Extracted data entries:
[start]

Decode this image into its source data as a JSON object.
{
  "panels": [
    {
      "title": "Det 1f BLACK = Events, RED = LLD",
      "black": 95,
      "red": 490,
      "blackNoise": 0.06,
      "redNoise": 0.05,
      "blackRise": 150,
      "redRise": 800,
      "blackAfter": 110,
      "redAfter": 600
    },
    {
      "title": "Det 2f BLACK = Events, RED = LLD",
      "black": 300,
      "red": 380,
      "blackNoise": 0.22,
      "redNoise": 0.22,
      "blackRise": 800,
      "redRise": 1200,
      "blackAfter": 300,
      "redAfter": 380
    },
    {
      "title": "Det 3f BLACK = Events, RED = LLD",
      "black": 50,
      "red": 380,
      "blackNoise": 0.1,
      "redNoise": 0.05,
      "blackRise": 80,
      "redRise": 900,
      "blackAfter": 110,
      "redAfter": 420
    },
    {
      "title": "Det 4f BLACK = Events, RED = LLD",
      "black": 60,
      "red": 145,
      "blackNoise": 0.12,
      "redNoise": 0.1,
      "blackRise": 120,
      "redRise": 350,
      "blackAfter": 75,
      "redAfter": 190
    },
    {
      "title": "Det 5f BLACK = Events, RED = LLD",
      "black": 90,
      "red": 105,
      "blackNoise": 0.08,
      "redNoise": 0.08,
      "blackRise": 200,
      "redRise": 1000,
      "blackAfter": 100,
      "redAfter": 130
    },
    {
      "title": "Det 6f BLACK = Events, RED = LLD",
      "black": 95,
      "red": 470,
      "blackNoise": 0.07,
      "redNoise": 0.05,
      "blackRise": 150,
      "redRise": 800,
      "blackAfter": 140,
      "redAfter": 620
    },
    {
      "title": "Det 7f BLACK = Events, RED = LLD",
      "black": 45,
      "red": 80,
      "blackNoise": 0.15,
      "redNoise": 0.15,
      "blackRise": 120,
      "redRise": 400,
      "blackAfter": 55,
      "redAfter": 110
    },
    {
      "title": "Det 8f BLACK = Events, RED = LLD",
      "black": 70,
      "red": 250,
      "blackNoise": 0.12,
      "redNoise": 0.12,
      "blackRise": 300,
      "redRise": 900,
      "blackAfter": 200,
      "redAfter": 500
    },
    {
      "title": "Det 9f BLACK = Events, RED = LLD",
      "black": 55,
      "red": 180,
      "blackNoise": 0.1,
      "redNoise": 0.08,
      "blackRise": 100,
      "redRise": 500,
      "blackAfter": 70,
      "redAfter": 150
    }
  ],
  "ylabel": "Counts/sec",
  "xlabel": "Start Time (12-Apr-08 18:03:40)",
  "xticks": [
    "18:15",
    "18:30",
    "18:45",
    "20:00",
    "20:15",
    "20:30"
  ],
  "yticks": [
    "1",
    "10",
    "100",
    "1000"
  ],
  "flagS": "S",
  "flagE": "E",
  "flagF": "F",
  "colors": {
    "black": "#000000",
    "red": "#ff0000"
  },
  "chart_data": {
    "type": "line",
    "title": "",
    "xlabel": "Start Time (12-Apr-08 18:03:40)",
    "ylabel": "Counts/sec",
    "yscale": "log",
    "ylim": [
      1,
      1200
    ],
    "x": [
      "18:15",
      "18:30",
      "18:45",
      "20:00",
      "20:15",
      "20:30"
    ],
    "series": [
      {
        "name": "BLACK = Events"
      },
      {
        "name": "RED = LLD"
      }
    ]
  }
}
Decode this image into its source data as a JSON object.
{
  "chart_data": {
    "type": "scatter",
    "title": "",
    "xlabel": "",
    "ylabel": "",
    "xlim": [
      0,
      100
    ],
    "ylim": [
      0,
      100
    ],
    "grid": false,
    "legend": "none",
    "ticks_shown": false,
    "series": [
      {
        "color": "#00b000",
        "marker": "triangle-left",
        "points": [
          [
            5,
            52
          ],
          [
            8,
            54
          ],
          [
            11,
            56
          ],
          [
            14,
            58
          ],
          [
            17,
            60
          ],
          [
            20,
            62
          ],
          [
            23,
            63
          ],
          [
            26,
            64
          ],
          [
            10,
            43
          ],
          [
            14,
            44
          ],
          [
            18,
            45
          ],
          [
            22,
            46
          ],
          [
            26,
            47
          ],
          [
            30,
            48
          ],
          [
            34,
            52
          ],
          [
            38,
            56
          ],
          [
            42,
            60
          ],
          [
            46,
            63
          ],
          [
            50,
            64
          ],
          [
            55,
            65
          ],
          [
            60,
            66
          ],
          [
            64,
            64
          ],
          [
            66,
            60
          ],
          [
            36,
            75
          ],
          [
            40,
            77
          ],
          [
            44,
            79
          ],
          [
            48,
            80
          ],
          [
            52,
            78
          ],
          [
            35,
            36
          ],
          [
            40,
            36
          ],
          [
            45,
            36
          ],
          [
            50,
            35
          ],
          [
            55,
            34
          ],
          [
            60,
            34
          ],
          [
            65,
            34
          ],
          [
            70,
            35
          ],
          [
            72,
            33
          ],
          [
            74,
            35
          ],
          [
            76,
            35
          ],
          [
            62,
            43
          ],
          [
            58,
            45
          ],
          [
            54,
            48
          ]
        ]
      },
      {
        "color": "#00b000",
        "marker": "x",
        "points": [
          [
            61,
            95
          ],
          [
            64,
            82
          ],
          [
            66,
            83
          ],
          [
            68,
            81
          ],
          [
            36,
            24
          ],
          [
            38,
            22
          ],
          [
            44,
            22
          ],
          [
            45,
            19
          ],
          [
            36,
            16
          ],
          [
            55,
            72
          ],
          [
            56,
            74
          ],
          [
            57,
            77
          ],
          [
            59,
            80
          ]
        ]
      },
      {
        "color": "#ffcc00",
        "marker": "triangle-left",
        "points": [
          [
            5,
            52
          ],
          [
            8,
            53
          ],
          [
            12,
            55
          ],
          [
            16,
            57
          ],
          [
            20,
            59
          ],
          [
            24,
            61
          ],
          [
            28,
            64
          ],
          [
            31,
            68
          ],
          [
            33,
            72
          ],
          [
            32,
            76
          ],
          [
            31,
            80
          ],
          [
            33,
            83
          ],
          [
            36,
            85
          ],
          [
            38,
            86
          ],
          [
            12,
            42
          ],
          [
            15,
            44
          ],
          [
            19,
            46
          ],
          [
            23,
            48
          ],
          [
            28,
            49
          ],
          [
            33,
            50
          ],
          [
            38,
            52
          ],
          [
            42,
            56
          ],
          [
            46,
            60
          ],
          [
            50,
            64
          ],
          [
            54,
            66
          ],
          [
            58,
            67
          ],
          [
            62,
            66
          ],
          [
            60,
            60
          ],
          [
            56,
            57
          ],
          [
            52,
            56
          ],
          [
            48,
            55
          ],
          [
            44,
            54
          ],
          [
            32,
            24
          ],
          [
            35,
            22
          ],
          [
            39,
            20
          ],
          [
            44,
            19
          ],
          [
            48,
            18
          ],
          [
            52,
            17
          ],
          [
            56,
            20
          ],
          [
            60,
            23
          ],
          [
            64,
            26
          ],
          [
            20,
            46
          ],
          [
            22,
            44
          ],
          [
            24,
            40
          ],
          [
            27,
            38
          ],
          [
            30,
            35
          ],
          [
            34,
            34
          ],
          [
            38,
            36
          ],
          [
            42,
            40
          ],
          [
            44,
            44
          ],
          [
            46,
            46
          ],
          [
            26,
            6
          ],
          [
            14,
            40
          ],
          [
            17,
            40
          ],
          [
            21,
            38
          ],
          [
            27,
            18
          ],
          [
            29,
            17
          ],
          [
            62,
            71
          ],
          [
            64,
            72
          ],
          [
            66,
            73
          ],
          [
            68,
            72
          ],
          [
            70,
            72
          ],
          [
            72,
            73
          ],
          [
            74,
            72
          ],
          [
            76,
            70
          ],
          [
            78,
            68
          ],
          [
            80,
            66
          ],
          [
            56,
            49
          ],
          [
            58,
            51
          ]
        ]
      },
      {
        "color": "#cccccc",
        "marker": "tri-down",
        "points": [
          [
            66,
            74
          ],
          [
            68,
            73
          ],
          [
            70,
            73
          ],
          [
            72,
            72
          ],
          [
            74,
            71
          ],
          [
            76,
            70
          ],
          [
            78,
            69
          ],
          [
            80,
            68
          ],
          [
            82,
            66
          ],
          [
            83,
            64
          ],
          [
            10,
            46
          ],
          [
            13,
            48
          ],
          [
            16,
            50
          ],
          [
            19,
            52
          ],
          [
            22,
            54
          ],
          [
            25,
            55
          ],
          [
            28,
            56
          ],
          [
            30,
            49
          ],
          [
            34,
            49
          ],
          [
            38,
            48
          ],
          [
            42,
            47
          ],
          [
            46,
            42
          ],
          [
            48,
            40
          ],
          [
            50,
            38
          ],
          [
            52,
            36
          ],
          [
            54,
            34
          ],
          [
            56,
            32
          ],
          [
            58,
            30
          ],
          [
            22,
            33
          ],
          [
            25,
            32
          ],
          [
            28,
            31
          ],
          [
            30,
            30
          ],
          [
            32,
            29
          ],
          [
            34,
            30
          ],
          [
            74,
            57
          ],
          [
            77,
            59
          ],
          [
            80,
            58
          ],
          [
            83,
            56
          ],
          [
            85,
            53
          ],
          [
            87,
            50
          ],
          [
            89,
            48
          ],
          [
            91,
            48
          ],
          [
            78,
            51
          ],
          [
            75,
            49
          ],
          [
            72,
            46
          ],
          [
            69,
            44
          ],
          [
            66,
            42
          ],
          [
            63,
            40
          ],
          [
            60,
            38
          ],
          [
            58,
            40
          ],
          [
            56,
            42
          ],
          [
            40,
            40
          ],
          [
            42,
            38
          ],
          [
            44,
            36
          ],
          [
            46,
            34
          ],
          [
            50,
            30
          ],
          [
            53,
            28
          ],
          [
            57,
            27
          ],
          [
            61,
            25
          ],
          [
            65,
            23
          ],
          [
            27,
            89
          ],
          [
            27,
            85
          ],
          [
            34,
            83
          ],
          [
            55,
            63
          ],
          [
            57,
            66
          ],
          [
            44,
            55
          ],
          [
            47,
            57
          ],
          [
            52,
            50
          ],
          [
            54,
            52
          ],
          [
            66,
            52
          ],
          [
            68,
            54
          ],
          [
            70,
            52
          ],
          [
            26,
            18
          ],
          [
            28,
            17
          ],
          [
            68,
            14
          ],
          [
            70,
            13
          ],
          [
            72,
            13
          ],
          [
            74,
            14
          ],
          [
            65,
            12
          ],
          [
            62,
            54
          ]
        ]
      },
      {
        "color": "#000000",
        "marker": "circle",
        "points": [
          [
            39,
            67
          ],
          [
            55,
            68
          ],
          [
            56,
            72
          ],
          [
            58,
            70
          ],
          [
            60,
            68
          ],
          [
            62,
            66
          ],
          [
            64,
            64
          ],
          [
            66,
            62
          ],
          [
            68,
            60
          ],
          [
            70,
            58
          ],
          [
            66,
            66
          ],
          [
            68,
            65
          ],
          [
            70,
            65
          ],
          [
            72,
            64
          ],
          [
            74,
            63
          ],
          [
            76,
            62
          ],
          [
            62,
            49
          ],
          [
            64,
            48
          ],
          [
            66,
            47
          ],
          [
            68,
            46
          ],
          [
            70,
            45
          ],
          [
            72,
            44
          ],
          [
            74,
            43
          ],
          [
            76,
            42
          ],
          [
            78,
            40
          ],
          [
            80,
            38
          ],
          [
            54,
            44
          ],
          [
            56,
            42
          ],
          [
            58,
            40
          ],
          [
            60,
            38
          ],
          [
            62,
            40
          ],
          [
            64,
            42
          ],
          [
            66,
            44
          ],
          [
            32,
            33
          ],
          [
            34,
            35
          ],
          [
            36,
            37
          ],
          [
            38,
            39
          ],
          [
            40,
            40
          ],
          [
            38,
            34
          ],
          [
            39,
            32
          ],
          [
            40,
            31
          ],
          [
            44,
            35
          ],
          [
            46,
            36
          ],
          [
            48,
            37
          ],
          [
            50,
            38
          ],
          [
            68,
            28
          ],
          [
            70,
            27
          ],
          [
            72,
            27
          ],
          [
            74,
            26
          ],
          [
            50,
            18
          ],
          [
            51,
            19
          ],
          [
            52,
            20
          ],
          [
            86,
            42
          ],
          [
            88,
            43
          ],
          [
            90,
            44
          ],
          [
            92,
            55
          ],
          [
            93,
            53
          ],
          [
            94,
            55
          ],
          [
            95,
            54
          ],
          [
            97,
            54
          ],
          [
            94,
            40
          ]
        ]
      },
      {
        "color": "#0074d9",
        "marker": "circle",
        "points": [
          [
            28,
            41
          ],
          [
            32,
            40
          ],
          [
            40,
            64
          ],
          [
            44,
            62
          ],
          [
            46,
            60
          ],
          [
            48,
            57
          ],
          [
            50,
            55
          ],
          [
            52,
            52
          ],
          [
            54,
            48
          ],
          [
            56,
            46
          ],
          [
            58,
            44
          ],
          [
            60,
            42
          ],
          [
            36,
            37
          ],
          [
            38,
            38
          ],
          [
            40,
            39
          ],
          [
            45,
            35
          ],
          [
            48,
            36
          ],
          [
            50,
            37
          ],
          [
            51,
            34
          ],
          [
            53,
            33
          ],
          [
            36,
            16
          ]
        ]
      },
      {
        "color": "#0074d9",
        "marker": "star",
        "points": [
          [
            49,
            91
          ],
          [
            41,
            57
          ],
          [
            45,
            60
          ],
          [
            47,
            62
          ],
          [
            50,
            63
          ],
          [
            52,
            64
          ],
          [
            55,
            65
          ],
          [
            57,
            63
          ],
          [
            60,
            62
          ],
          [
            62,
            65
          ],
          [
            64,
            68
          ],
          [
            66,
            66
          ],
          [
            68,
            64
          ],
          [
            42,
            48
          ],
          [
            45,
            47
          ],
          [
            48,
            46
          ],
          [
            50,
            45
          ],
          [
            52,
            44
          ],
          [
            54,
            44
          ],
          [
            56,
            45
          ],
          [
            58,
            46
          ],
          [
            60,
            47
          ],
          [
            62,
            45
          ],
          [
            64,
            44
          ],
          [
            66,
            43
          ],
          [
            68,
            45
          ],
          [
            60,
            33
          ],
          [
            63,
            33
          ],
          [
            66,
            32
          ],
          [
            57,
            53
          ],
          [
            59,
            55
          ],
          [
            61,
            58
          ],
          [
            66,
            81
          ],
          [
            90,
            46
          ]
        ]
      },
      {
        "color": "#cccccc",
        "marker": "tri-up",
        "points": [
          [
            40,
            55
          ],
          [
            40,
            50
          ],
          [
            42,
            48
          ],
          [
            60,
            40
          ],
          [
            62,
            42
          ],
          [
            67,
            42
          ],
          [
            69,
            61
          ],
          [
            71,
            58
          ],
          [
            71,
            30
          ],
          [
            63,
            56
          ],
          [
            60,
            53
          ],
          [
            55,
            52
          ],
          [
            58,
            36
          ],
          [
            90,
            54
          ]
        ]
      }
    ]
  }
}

[end]

▶ [Task brief] Using the listing above, return all lines where the word "Events" occurs.

▶ [Solved exercise]
      "title": "Det 1f BLACK = Events, RED = LLD",
      "title": "Det 2f BLACK = Events, RED = LLD",
      "title": "Det 3f BLACK = Events, RED = LLD",
      "title": "Det 4f BLACK = Events, RED = LLD",
      "title": "Det 5f BLACK = Events, RED = LLD",
      "title": "Det 6f BLACK = Events, RED = LLD",
      "title": "Det 7f BLACK = Events, RED = LLD",
      "title": "Det 8f BLACK = Events, RED = LLD",
      "title": "Det 9f BLACK = Events, RED = LLD",
        "name": "BLACK = Events"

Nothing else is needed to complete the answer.